(What is needed)
Of all the lines in the material below, how many include the string "some"? Give the number only.

Extracted data entries:
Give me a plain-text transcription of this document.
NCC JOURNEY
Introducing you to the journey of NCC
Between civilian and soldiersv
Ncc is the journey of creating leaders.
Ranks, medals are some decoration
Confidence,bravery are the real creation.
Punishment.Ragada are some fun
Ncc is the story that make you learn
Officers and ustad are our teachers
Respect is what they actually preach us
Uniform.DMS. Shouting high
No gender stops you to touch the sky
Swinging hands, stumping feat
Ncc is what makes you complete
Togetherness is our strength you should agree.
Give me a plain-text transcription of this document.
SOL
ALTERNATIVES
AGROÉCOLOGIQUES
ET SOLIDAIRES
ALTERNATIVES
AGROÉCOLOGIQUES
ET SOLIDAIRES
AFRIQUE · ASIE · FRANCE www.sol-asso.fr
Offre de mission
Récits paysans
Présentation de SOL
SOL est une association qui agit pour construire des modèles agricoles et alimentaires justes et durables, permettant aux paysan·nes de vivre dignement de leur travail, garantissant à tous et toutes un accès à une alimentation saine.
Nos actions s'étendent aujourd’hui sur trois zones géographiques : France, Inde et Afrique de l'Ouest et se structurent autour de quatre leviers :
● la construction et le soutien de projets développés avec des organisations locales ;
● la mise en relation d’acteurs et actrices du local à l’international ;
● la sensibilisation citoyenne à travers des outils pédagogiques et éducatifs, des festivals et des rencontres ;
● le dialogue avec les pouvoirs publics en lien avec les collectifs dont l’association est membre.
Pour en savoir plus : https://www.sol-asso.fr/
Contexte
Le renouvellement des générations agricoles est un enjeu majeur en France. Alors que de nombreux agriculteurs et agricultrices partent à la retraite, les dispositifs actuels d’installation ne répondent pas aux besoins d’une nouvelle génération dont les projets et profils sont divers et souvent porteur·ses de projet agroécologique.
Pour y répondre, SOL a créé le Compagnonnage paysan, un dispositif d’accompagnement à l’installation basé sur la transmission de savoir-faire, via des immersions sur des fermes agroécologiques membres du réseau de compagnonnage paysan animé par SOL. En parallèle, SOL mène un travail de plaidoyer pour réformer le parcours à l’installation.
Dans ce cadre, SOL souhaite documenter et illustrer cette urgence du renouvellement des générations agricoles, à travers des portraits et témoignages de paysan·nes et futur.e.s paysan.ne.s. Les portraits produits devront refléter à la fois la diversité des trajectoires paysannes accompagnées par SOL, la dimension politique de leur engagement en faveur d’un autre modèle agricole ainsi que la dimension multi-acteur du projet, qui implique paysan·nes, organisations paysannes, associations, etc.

(Response for this exercise)
2